**** RECORDS TO USE

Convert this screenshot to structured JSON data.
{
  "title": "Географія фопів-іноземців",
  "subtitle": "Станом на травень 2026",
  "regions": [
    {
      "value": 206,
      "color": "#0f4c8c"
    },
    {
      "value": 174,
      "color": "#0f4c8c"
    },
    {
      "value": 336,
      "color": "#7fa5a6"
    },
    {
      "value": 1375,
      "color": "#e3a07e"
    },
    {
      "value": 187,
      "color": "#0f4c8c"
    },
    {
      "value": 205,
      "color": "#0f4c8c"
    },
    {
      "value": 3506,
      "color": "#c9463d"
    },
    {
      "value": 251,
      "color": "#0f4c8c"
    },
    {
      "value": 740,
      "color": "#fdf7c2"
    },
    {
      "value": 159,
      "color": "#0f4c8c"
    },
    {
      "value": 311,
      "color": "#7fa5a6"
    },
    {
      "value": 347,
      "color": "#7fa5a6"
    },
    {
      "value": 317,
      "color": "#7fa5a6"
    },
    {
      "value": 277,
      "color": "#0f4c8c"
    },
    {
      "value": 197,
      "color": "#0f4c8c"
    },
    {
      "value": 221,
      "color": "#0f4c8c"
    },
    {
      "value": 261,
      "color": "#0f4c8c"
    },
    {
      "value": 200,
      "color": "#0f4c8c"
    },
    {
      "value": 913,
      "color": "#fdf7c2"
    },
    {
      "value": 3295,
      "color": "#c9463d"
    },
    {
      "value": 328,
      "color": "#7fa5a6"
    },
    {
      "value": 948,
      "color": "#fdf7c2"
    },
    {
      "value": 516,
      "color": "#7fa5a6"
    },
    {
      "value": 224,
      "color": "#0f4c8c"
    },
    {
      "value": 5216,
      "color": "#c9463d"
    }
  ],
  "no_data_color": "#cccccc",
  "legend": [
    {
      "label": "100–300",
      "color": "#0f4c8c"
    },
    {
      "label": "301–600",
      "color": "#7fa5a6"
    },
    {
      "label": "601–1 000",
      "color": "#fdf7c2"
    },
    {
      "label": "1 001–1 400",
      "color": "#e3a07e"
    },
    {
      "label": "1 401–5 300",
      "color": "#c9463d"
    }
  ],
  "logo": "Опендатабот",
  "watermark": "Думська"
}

********

● **GIVEN PROBLEM**: Please reproduce every line of the material word for word.

● **CORRECT RESULT**:
Convert this screenshot to structured JSON data.
{
  "title": "Географія фопів-іноземців",
  "subtitle": "Станом на травень 2026",
  "regions": [
    {
      "value": 206,
      "color": "#0f4c8c"
    },
    {
      "value": 174,
      "color": "#0f4c8c"
    },
    {
      "value": 336,
      "color": "#7fa5a6"
    },
    {
      "value": 1375,
      "color": "#e3a07e"
    },
    {
      "value": 187,
      "color": "#0f4c8c"
    },
    {
      "value": 205,
      "color": "#0f4c8c"
    },
    {
      "value": 3506,
      "color": "#c9463d"
    },
    {
      "value": 251,
      "color": "#0f4c8c"
    },
    {
      "value": 740,
      "color": "#fdf7c2"
    },
    {
      "value": 159,
      "color": "#0f4c8c"
    },
    {
      "value": 311,
      "color": "#7fa5a6"
    },
    {
      "value": 347,
      "color": "#7fa5a6"
    },
    {
      "value": 317,
      "color": "#7fa5a6"
    },
    {
      "value": 277,
      "color": "#0f4c8c"
    },
    {
      "value": 197,
      "color": "#0f4c8c"
    },
    {
      "value": 221,
      "color": "#0f4c8c"
    },
    {
      "value": 261,
      "color": "#0f4c8c"
    },
    {
      "value": 200,
      "color": "#0f4c8c"
    },
    {
      "value": 913,
      "color": "#fdf7c2"
    },
    {
      "value": 3295,
      "color": "#c9463d"
    },
    {
      "value": 328,
      "color": "#7fa5a6"
    },
    {
      "value": 948,
      "color": "#fdf7c2"
    },
    {
      "value": 516,
      "color": "#7fa5a6"
    },
    {
      "value": 224,
      "color": "#0f4c8c"
    },
    {
      "value": 5216,
      "color": "#c9463d"
    }
  ],
  "no_data_color": "#cccccc",
  "legend": [
    {
      "label": "100–300",
      "color": "#0f4c8c"
    },
    {
      "label": "301–600",
      "color": "#7fa5a6"
    },
    {
      "label": "601–1 000",
      "color": "#fdf7c2"
    },
    {
      "label": "1 001–1 400",
      "color": "#e3a07e"
    },
    {
      "label": "1 401–5 300",
      "color": "#c9463d"
    }
  ],
  "logo": "Опендатабот",
  "watermark": "Думська"
}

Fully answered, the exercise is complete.